Data records:

-- start --

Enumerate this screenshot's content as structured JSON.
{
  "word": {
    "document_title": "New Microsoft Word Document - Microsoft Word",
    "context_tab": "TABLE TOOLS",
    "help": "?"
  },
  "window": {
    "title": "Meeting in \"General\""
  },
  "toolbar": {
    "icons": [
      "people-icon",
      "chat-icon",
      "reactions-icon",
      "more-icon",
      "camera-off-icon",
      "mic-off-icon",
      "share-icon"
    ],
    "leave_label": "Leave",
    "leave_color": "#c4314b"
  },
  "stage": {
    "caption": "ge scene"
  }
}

-- end --

*Exercise details*. Take the data above and return it exactly.

*Right answer*.
Enumerate this screenshot's content as structured JSON.
{
  "word": {
    "document_title": "New Microsoft Word Document - Microsoft Word",
    "context_tab": "TABLE TOOLS",
    "help": "?"
  },
  "window": {
    "title": "Meeting in \"General\""
  },
  "toolbar": {
    "icons": [
      "people-icon",
      "chat-icon",
      "reactions-icon",
      "more-icon",
      "camera-off-icon",
      "mic-off-icon",
      "share-icon"
    ],
    "leave_label": "Leave",
    "leave_color": "#c4314b"
  },
  "stage": {
    "caption": "ge scene"
  }
}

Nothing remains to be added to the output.